— Start of MATERIALS PROVIDED —

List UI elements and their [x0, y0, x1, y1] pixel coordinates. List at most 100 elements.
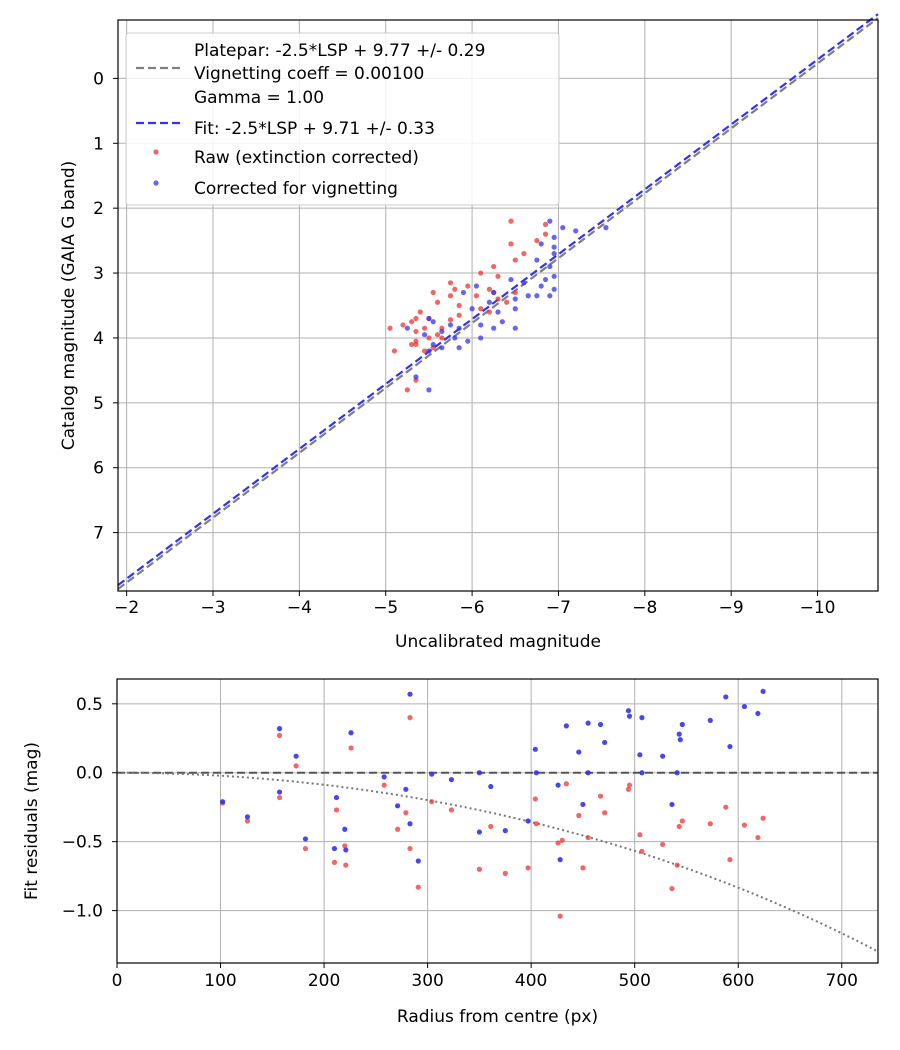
top-line-platepar [117, 17, 879, 590]
top-y-tick-label: 3 [93, 264, 104, 284]
raw-point [413, 315, 419, 322]
top-y-tick-label: 1 [93, 134, 104, 154]
raw-residual-point [580, 865, 586, 871]
corrected-residual-point [333, 794, 340, 801]
raw-residual-point [626, 782, 633, 788]
corrected-residual-point [669, 801, 675, 808]
raw-point [478, 306, 484, 312]
corrected-residual-point [727, 743, 733, 750]
corrected-residual-point [557, 857, 563, 863]
top-plot-frame [117, 19, 879, 592]
corrected-point [603, 225, 609, 231]
corrected-residual-point [533, 770, 539, 776]
raw-point [400, 322, 406, 328]
legend-entry-label: Gamma = 1.00 [194, 88, 324, 108]
corrected-point [430, 319, 436, 325]
corrected-residual-point [276, 726, 283, 732]
bottom-x-tick-label: 500 [618, 971, 650, 991]
corrected-point [447, 322, 454, 328]
raw-point [534, 238, 540, 244]
raw-residual-point [637, 832, 643, 838]
top-x-tick-label: −8 [632, 598, 657, 618]
corrected-residual-point [476, 829, 482, 835]
bottom-plot-frame [116, 678, 879, 964]
top-y-tick-label: 4 [93, 329, 104, 349]
corrected-residual-point [674, 770, 680, 776]
raw-point [542, 221, 549, 227]
bottom-y-tick-label: 0.0 [76, 764, 103, 784]
corrected-point [491, 289, 497, 296]
corrected-point [478, 335, 484, 341]
corrected-point [547, 218, 553, 224]
corrected-residual-point [585, 770, 591, 776]
corrected-point [465, 338, 471, 344]
corrected-point [542, 276, 549, 283]
legend-entry-label: Corrected for vignetting [194, 179, 398, 199]
raw-residual-point [625, 786, 632, 792]
raw-residual-point [343, 862, 349, 868]
corrected-point [573, 228, 579, 234]
raw-residual-point [755, 834, 761, 841]
raw-point [486, 286, 492, 292]
raw-point [447, 280, 454, 286]
top-x-tick-label: −7 [546, 598, 571, 618]
corrected-residual-point [755, 710, 761, 717]
bottom-x-tick-label: 0 [112, 971, 123, 991]
corrected-point [512, 325, 518, 331]
raw-point [417, 309, 423, 315]
corrected-residual-point [342, 826, 348, 832]
raw-residual-point [502, 870, 508, 876]
raw-point [512, 257, 518, 263]
corrected-residual-point [403, 786, 409, 792]
raw-residual-point [727, 857, 733, 863]
corrected-residual-point [585, 720, 591, 726]
bottom-y-axis-label: Fit residuals (mag) [22, 742, 42, 900]
corrected-residual-point [597, 721, 604, 728]
raw-residual-point [415, 884, 421, 890]
raw-point [491, 263, 497, 270]
bottom-x-tick-label: 400 [515, 971, 547, 991]
corrected-residual-point [244, 814, 251, 820]
corrected-residual-point [602, 739, 608, 746]
raw-residual-point [559, 837, 565, 843]
corrected-point [521, 280, 527, 286]
top-y-tick-label: 6 [93, 459, 104, 479]
corrected-point [426, 348, 432, 354]
corrected-point [478, 322, 484, 328]
corrected-residual-point [429, 771, 435, 777]
raw-point [456, 312, 462, 318]
corrected-point [456, 345, 462, 351]
top-x-tick-label: −5 [373, 598, 398, 618]
corrected-point [534, 257, 540, 263]
top-x-tick-label: −6 [460, 598, 485, 618]
raw-residual-point [429, 799, 435, 805]
corrected-point [560, 225, 566, 231]
corrected-residual-point [723, 694, 729, 700]
bottom-axis-ticks: 0 100 200 300 400 500 600 700 0.5 0.0 −0.5 −1.0 [62, 695, 858, 991]
raw-point [452, 286, 458, 292]
corrected-residual-point [220, 799, 226, 805]
raw-point [508, 218, 514, 224]
raw-point [391, 348, 397, 354]
corrected-residual-point [679, 721, 685, 728]
raw-residual-point [333, 807, 340, 813]
corrected-point [439, 345, 445, 351]
corrected-point [499, 319, 505, 325]
raw-point [421, 348, 428, 354]
raw-residual-point [448, 807, 455, 813]
raw-residual-point [707, 821, 713, 827]
raw-point [495, 296, 501, 302]
corrected-residual-point [293, 753, 299, 759]
bottom-grid [116, 679, 878, 963]
raw-point [430, 289, 436, 296]
corrected-point [508, 276, 514, 283]
raw-residual-point [342, 843, 348, 849]
corrected-residual-point [563, 723, 569, 729]
bottom-chart: 0 100 200 300 400 500 600 700 0.5 0.0 −0.5 −1.0 Rad… [22, 678, 879, 1027]
raw-point [413, 328, 419, 335]
raw-point [508, 241, 514, 247]
raw-residual-point [723, 804, 729, 810]
corrected-point [404, 325, 410, 331]
corrected-residual-point [407, 821, 413, 827]
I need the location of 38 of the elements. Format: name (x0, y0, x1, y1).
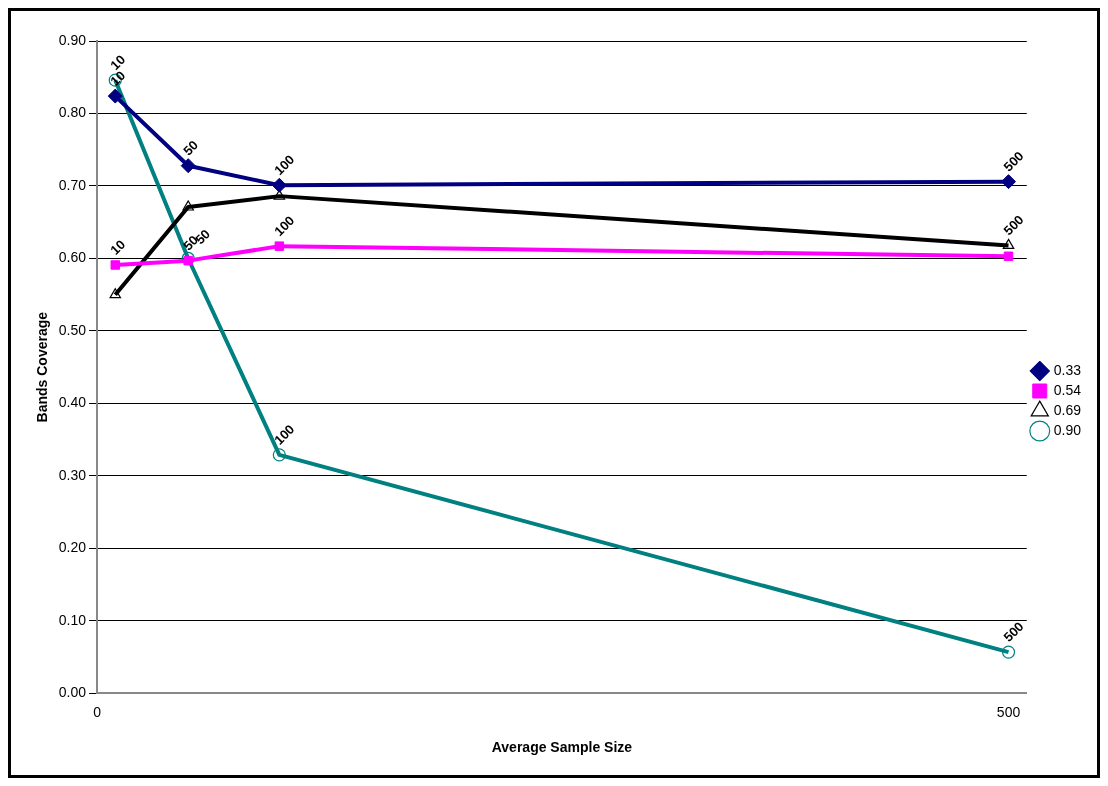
point (1002, 238, 1015, 250)
annotation: 100 (271, 151, 298, 178)
legend-label: 0.33 (1053, 361, 1082, 378)
point (180, 158, 196, 174)
y-tick-label: 0.10 (58, 611, 87, 628)
point (1003, 251, 1014, 262)
annotation: 50 (180, 137, 202, 159)
y-tick-label: 0.30 (58, 466, 87, 483)
point (182, 200, 194, 211)
y-tick-label: 0.20 (58, 539, 87, 556)
y-tick-label: 0.00 (58, 684, 87, 701)
point (274, 241, 285, 251)
point (272, 448, 286, 462)
point (271, 177, 287, 193)
annotation: 500 (1000, 212, 1027, 239)
x-tick-label: 0 (93, 703, 102, 720)
annotation: 500 (1000, 148, 1027, 175)
y-tick-label: 0.90 (58, 31, 87, 48)
annotation: 500 (1000, 618, 1027, 645)
point (110, 260, 121, 270)
legend-label: 0.69 (1053, 401, 1082, 418)
x-axis-title: Average Sample Size (491, 739, 633, 756)
point (183, 255, 193, 266)
y-axis-title: Bands Coverage (34, 311, 51, 423)
point (109, 288, 122, 299)
annotation: 100 (271, 212, 298, 239)
y-tick-label: 0.80 (58, 104, 87, 121)
y-tick-label: 0.60 (58, 249, 87, 266)
y-tick-label: 0.70 (58, 176, 87, 193)
legend-label: 0.54 (1053, 381, 1082, 398)
annotation: 100 (271, 421, 298, 448)
y-tick-label: 0.40 (58, 394, 87, 411)
point (1001, 645, 1016, 659)
annotation: 10 (107, 236, 129, 258)
point (107, 88, 123, 104)
legend-label: 0.90 (1053, 421, 1082, 438)
y-tick-label: 0.50 (58, 321, 87, 338)
point (1001, 174, 1017, 190)
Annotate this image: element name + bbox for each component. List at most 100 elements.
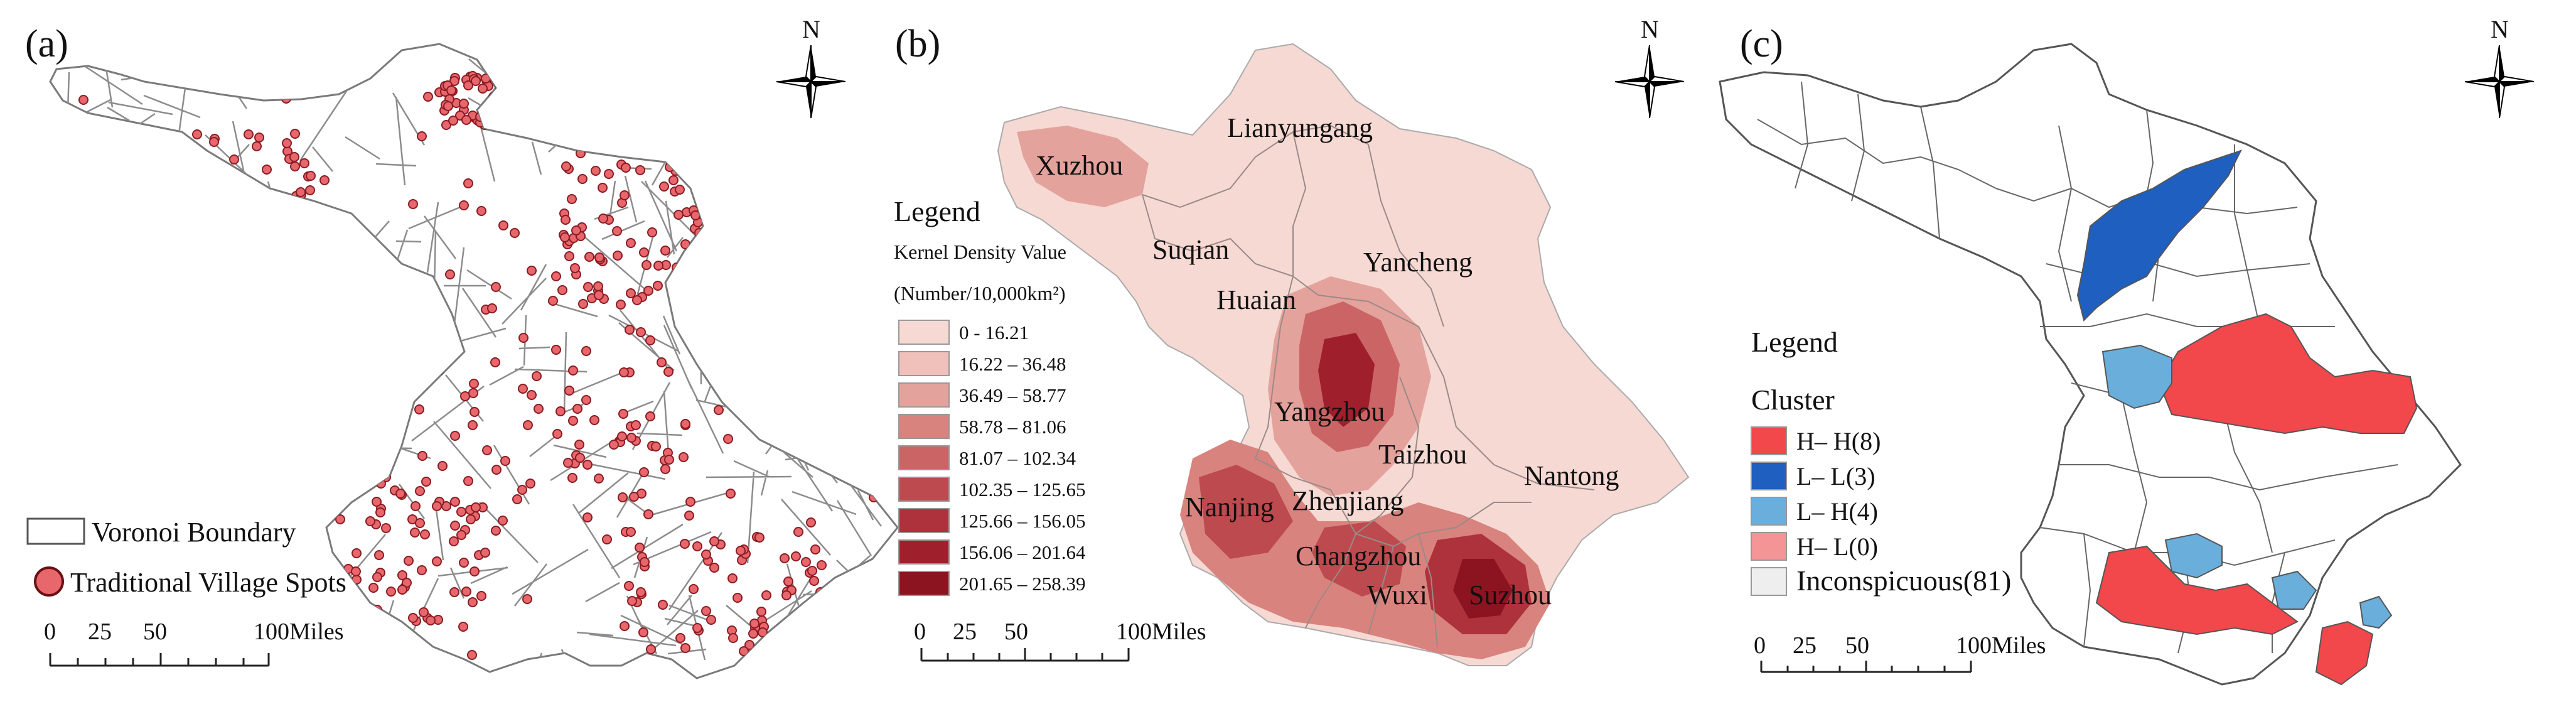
scale-a-tick-100: 100Miles bbox=[254, 619, 344, 645]
village-spot bbox=[290, 129, 300, 139]
kde-legend-label: 201.65 – 258.39 bbox=[959, 573, 1086, 595]
village-spot bbox=[171, 208, 181, 219]
village-spot bbox=[604, 169, 614, 179]
village-spot bbox=[517, 485, 527, 495]
city-label: Taizhou bbox=[1378, 439, 1467, 470]
village-spot bbox=[771, 642, 781, 652]
village-spot bbox=[372, 572, 382, 582]
village-spot bbox=[856, 342, 866, 352]
village-spot bbox=[449, 536, 459, 546]
village-spot bbox=[736, 546, 746, 556]
kde-legend-swatch bbox=[898, 508, 950, 533]
village-spot bbox=[561, 161, 571, 171]
village-spot bbox=[468, 420, 478, 430]
cluster-lh-region-3 bbox=[2271, 570, 2317, 610]
cluster-legend-swatch bbox=[1751, 497, 1787, 526]
village-spot bbox=[575, 453, 585, 463]
city-label: Changzhou bbox=[1296, 541, 1421, 571]
village-spot bbox=[69, 131, 79, 141]
kde-legend-swatch bbox=[898, 414, 950, 439]
village-spot bbox=[647, 227, 657, 237]
scale-bar-c: 0 25 50 100Miles bbox=[1754, 632, 2046, 673]
village-spot-legend-label: Traditional Village Spots bbox=[70, 567, 346, 598]
village-spot bbox=[675, 163, 685, 173]
village-spot bbox=[748, 629, 758, 639]
village-spot bbox=[557, 285, 567, 295]
village-spot bbox=[480, 548, 490, 558]
village-spot bbox=[694, 163, 704, 173]
village-spot bbox=[674, 210, 684, 220]
village-spot bbox=[709, 536, 719, 546]
panel-b: (b) L bbox=[894, 15, 1690, 666]
cluster-legend-label: L– H(4) bbox=[1796, 497, 1878, 526]
village-spot bbox=[602, 534, 612, 544]
village-spot bbox=[402, 578, 412, 588]
village-spot bbox=[65, 154, 75, 164]
scale-a-tick-50: 50 bbox=[143, 619, 167, 645]
village-spot bbox=[791, 551, 801, 561]
village-spot bbox=[290, 161, 300, 171]
village-spot bbox=[727, 573, 738, 583]
north-arrow-c: N bbox=[2464, 15, 2535, 119]
village-spot bbox=[577, 174, 588, 184]
city-label: Suzhou bbox=[1469, 580, 1552, 610]
village-spot bbox=[495, 74, 505, 84]
village-spot bbox=[209, 137, 219, 147]
voronoi-legend-swatch bbox=[26, 517, 85, 545]
village-spot bbox=[404, 556, 414, 566]
village-spot bbox=[635, 165, 645, 175]
scale-b-tick-100: 100Miles bbox=[1116, 619, 1206, 645]
village-spot bbox=[212, 158, 222, 168]
village-spot bbox=[180, 551, 190, 561]
village-spot bbox=[679, 452, 689, 462]
cluster-legend-swatch bbox=[1751, 426, 1787, 455]
city-label: Nanjing bbox=[1185, 492, 1274, 522]
village-spot bbox=[397, 585, 407, 595]
city-label: Nantong bbox=[1524, 460, 1619, 491]
village-spot bbox=[677, 305, 687, 315]
village-spot bbox=[299, 158, 309, 168]
panel-c-map bbox=[1719, 43, 2462, 686]
village-spot bbox=[759, 172, 770, 182]
village-spot bbox=[490, 357, 500, 367]
village-spot bbox=[441, 120, 451, 130]
village-spot bbox=[582, 512, 593, 522]
village-spot bbox=[800, 645, 810, 655]
village-spot bbox=[758, 627, 768, 637]
village-spot bbox=[140, 144, 150, 154]
kde-legend-label: 156.06 – 201.64 bbox=[959, 541, 1086, 563]
village-spot bbox=[450, 431, 460, 441]
kde-legend-swatch bbox=[898, 477, 950, 502]
village-spot bbox=[173, 153, 183, 163]
village-spot bbox=[156, 145, 166, 155]
village-spot bbox=[468, 388, 478, 398]
village-spot bbox=[534, 404, 544, 414]
scale-c-tick-25: 25 bbox=[1793, 632, 1817, 659]
village-spot bbox=[445, 269, 455, 279]
village-spot bbox=[641, 260, 652, 270]
village-spot bbox=[426, 615, 436, 625]
village-spot bbox=[591, 166, 601, 176]
village-spot bbox=[793, 527, 803, 537]
village-spot bbox=[463, 178, 473, 188]
village-spot bbox=[523, 420, 533, 430]
village-spot bbox=[480, 112, 490, 122]
village-spot bbox=[651, 441, 661, 452]
village-spot bbox=[567, 473, 577, 483]
village-spot bbox=[408, 613, 418, 623]
village-spot bbox=[761, 590, 771, 600]
village-spot-legend-icon bbox=[34, 566, 64, 597]
kde-legend-label: 0 - 16.21 bbox=[959, 322, 1029, 343]
kde-legend-rows: 0 - 16.21 16.22 – 36.48 36.49 – 58.77 58.78… bbox=[898, 320, 1086, 596]
kde-xuzhou-core bbox=[1017, 126, 1149, 207]
village-spot bbox=[186, 182, 196, 192]
village-spot bbox=[564, 386, 574, 396]
village-spot bbox=[762, 407, 772, 417]
village-spot bbox=[594, 473, 604, 484]
village-spot bbox=[109, 192, 119, 202]
village-spot bbox=[468, 597, 478, 607]
village-spot bbox=[856, 286, 866, 296]
village-spot bbox=[827, 673, 837, 678]
village-spot bbox=[551, 271, 561, 281]
city-label: Yancheng bbox=[1363, 247, 1473, 278]
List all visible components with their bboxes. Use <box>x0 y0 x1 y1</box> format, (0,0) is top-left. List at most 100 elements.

— End of MATERIALS PROVIDED —

◆ WHAT TO WORK ON: Reproduce verbatim the lines of the records from the line with "top-line-platepar [117, 17, 879, 590]" up to and including the line with "corrected-point [573, 228, 579, 234]".

◆ TASK OUTPUT:
top-line-platepar [117, 17, 879, 590]
top-y-tick-label: 3 [93, 264, 104, 284]
raw-point [413, 315, 419, 322]
top-y-tick-label: 1 [93, 134, 104, 154]
raw-residual-point [580, 865, 586, 871]
corrected-residual-point [333, 794, 340, 801]
raw-residual-point [626, 782, 633, 788]
corrected-residual-point [669, 801, 675, 808]
raw-point [478, 306, 484, 312]
corrected-residual-point [727, 743, 733, 750]
corrected-residual-point [557, 857, 563, 863]
top-plot-frame [117, 19, 879, 592]
corrected-point [603, 225, 609, 231]
corrected-residual-point [533, 770, 539, 776]
raw-point [400, 322, 406, 328]
legend-entry-label: Gamma = 1.00 [194, 88, 324, 108]
corrected-point [430, 319, 436, 325]
corrected-residual-point [276, 726, 283, 732]
bottom-x-tick-label: 500 [618, 971, 650, 991]
corrected-point [447, 322, 454, 328]
raw-point [534, 238, 540, 244]
raw-residual-point [637, 832, 643, 838]
top-x-tick-label: −8 [632, 598, 657, 618]
corrected-residual-point [476, 829, 482, 835]
bottom-plot-frame [116, 678, 879, 964]
top-y-tick-label: 4 [93, 329, 104, 349]
corrected-residual-point [674, 770, 680, 776]
raw-point [542, 221, 549, 227]
bottom-y-tick-label: 0.0 [76, 764, 103, 784]
corrected-point [491, 289, 497, 296]
corrected-point [478, 335, 484, 341]
corrected-point [547, 218, 553, 224]
corrected-residual-point [585, 770, 591, 776]
corrected-point [465, 338, 471, 344]
corrected-point [542, 276, 549, 283]
legend-entry-label: Corrected for vignetting [194, 179, 398, 199]
raw-residual-point [625, 786, 632, 792]
raw-residual-point [343, 862, 349, 868]
corrected-point [573, 228, 579, 234]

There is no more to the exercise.